## Exercise prompt:
Spot every line with the word "года" and return it.
===== Given data =====
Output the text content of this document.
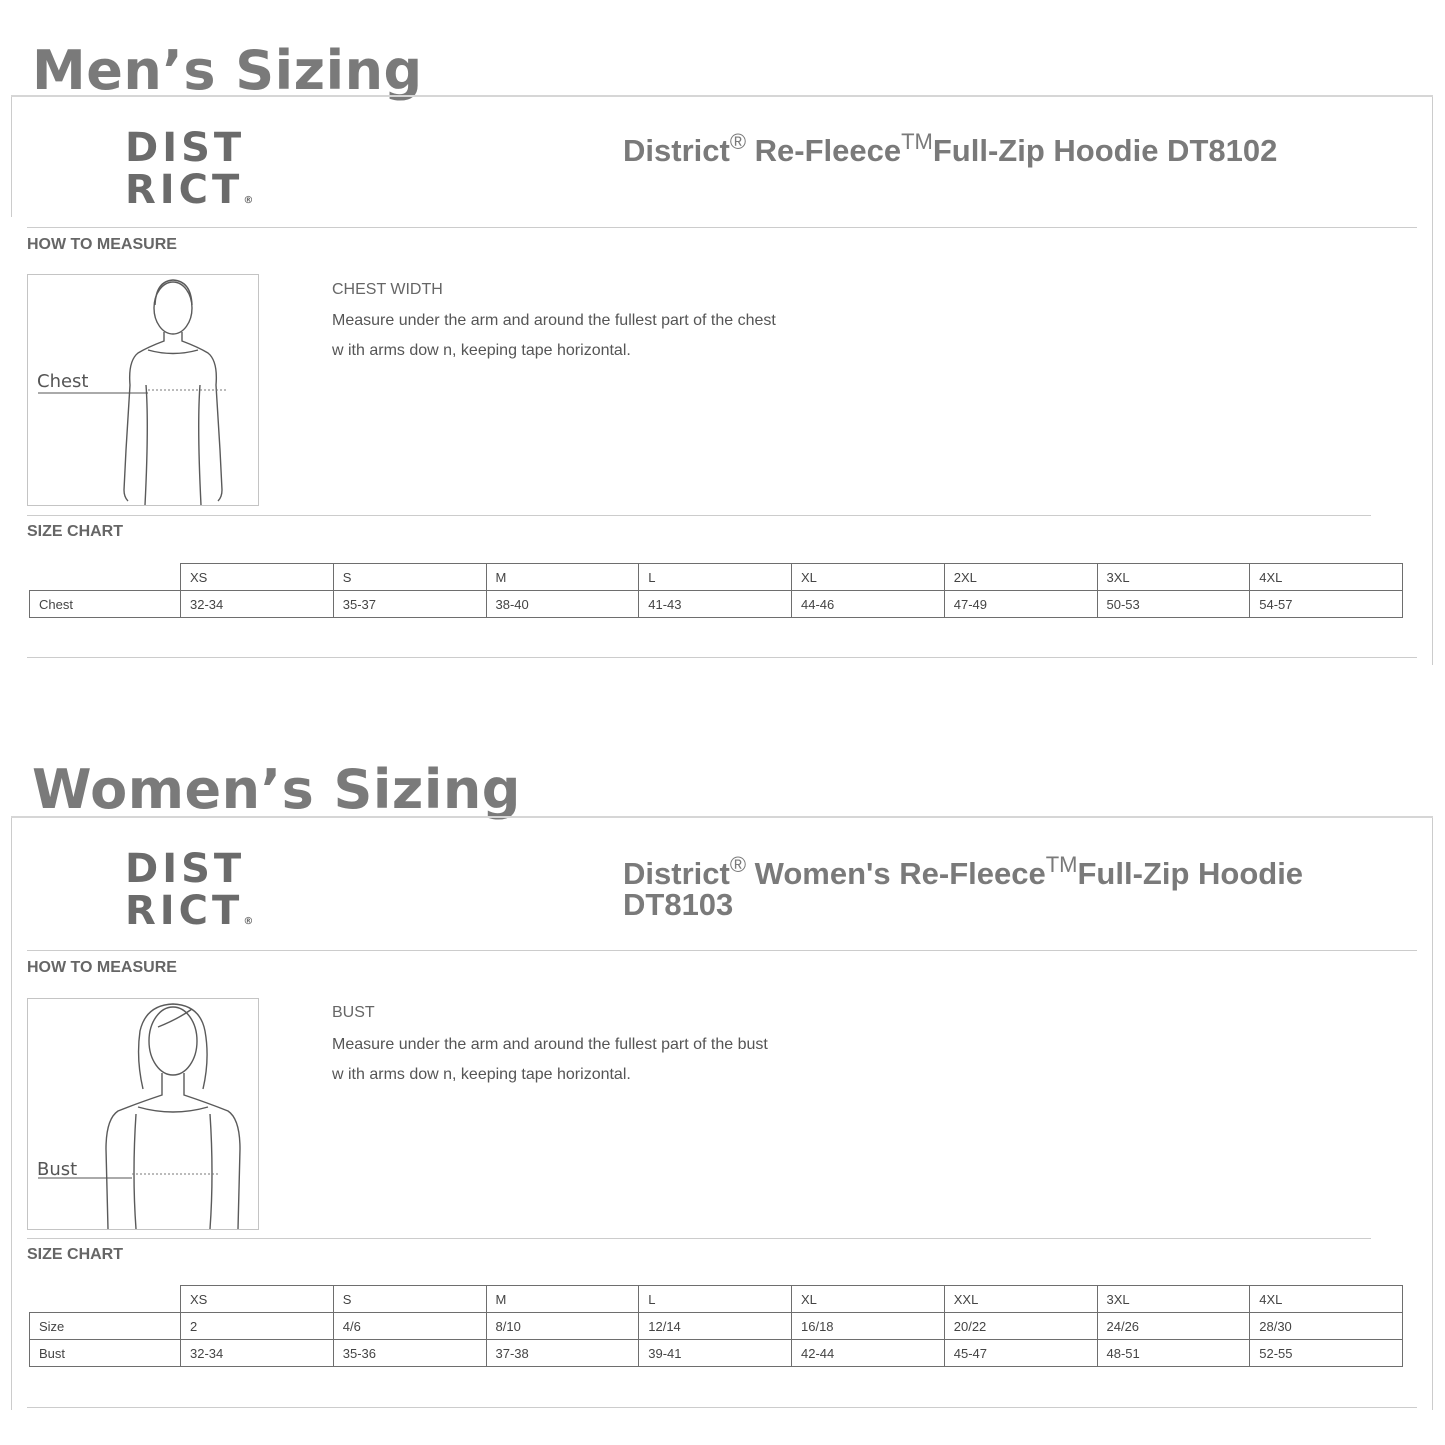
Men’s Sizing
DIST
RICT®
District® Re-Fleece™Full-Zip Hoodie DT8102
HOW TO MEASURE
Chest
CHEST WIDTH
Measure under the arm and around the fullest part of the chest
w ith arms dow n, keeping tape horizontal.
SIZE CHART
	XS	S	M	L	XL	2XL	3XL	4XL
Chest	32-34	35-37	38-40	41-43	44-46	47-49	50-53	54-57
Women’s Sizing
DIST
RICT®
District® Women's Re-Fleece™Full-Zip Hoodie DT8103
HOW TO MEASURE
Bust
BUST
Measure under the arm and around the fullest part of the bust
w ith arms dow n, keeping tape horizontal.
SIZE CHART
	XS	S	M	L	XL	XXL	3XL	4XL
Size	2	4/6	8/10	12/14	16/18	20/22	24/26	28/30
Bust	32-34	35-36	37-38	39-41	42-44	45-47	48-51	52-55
=====
===== Given data =====
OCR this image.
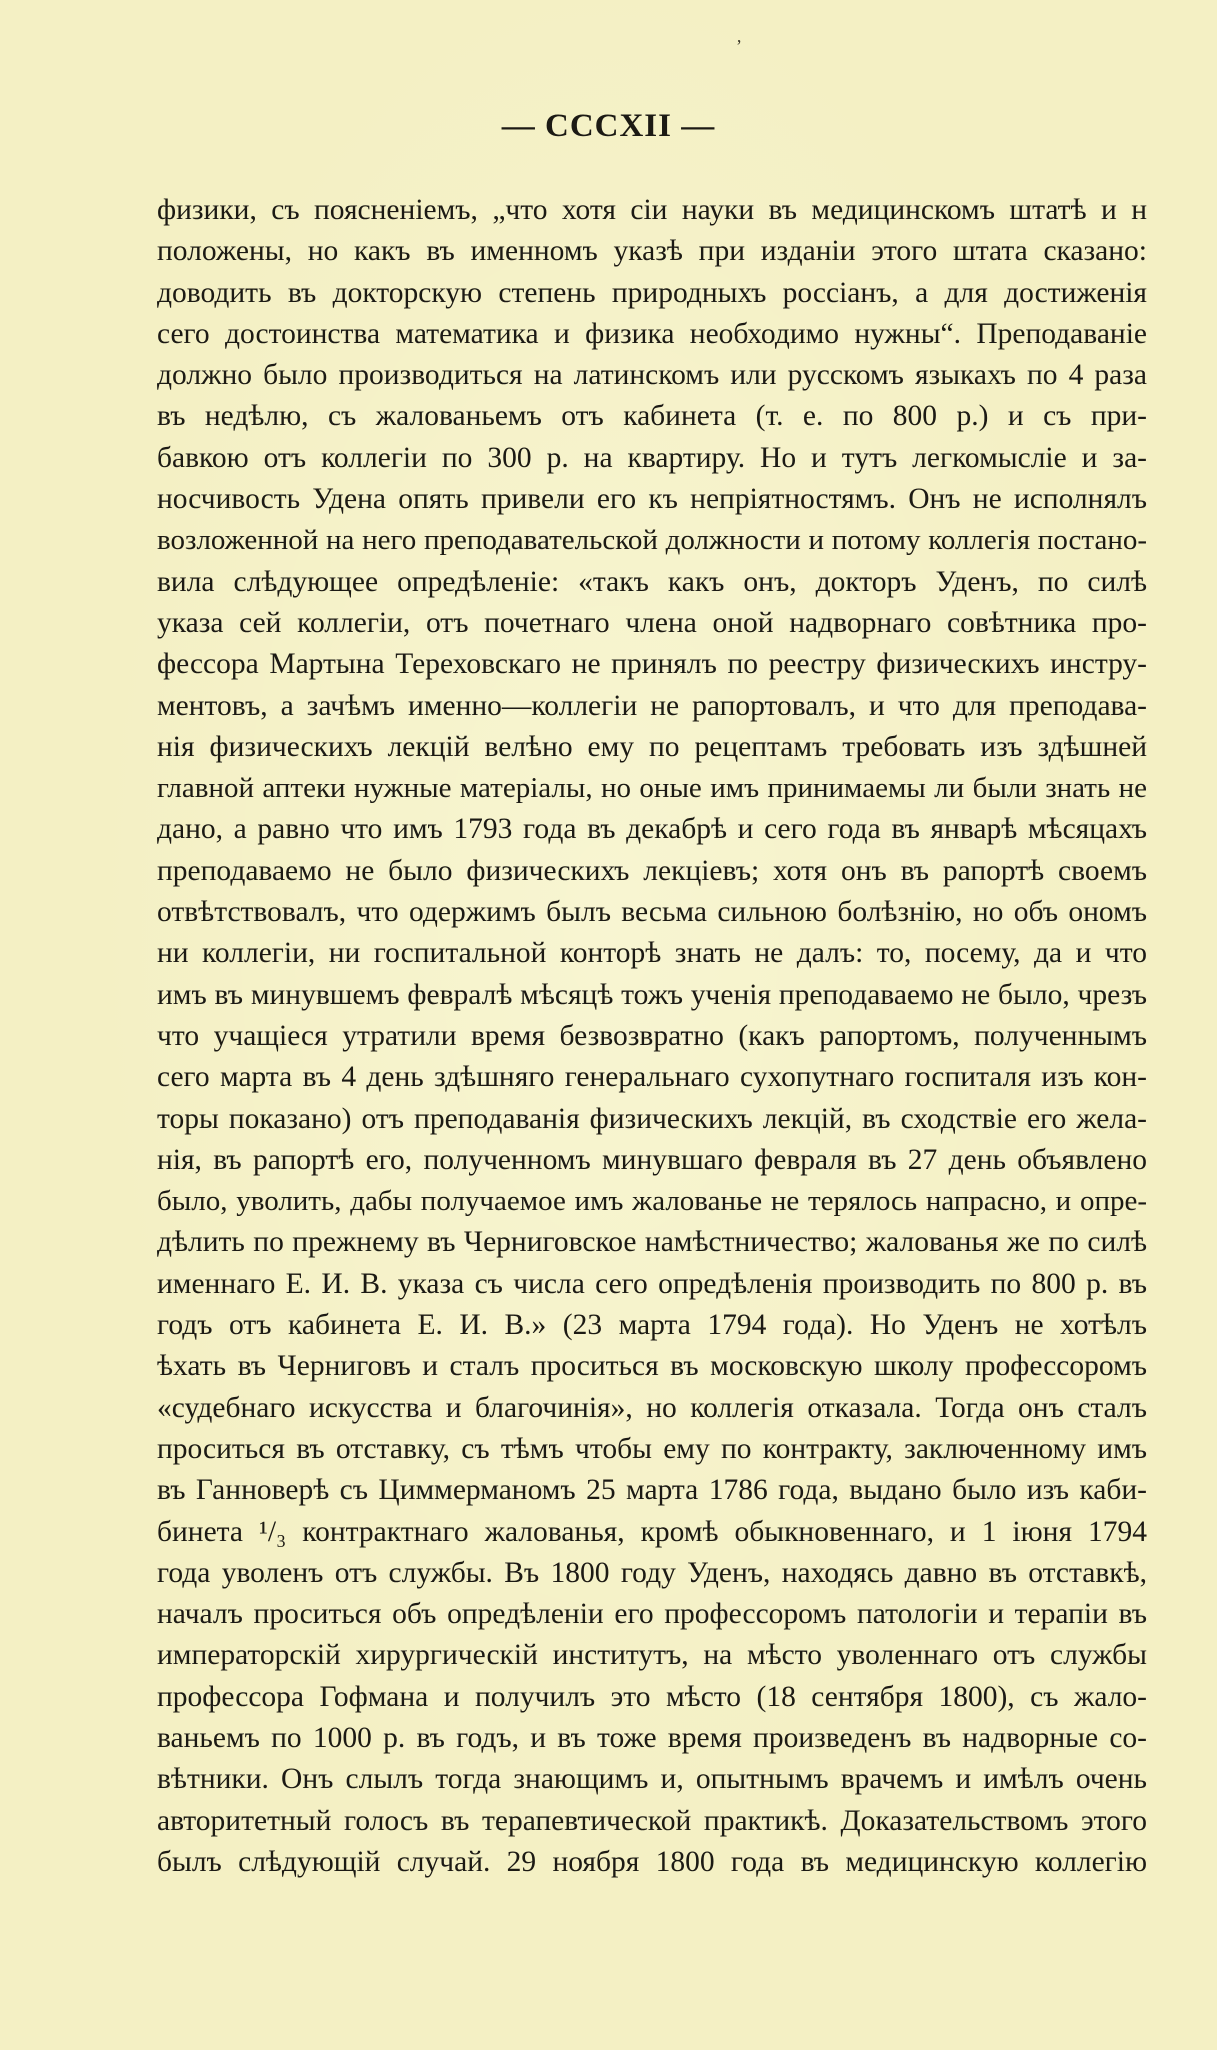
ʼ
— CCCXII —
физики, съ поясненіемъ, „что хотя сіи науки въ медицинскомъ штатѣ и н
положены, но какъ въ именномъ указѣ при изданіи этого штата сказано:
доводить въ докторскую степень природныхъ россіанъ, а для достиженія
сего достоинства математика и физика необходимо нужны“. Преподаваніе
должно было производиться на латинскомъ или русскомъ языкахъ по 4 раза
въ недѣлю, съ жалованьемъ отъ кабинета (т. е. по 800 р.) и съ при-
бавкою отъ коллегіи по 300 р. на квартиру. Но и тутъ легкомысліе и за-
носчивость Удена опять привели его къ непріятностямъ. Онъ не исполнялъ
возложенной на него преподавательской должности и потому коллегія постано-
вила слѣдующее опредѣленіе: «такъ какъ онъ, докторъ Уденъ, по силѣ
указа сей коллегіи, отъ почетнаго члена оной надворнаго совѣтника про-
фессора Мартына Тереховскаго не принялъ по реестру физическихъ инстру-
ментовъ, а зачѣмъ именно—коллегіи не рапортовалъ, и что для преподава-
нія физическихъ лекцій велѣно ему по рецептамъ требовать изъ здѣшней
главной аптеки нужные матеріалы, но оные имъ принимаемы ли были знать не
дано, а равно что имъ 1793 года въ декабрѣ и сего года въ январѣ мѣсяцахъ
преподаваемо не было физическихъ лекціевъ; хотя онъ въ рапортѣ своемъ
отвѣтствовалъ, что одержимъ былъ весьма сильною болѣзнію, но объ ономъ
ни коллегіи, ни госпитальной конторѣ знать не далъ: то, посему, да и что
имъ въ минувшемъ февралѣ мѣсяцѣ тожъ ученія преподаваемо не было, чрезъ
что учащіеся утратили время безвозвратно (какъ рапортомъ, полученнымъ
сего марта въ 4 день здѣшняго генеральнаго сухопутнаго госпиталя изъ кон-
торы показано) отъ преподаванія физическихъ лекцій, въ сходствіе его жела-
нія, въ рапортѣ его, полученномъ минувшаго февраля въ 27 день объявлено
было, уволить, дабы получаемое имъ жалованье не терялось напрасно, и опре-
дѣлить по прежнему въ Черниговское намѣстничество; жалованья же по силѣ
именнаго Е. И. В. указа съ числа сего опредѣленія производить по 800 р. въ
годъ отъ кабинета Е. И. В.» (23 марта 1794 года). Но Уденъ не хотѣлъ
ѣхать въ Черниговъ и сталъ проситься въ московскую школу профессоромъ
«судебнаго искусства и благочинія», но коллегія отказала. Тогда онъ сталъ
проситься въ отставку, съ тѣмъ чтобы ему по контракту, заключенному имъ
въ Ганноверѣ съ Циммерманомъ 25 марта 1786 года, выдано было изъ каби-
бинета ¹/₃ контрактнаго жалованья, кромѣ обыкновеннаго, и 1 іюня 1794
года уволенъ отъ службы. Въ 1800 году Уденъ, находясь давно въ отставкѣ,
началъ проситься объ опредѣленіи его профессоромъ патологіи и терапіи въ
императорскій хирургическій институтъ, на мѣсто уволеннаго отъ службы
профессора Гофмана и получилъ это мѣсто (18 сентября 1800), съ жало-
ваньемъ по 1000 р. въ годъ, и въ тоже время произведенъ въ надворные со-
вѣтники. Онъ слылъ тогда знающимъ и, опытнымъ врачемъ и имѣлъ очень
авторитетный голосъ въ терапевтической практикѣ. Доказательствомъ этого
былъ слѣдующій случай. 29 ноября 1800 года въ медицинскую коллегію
=====
## Written answer:
дано, а равно что имъ 1793 года въ декабрѣ и сего года въ январѣ мѣсяцахъ
годъ отъ кабинета Е. И. В.» (23 марта 1794 года). Но Уденъ не хотѣлъ
въ Ганноверѣ съ Циммерманомъ 25 марта 1786 года, выдано было изъ каби-
года уволенъ отъ службы. Въ 1800 году Уденъ, находясь давно въ отставкѣ,
былъ слѣдующій случай. 29 ноября 1800 года въ медицинскую коллегію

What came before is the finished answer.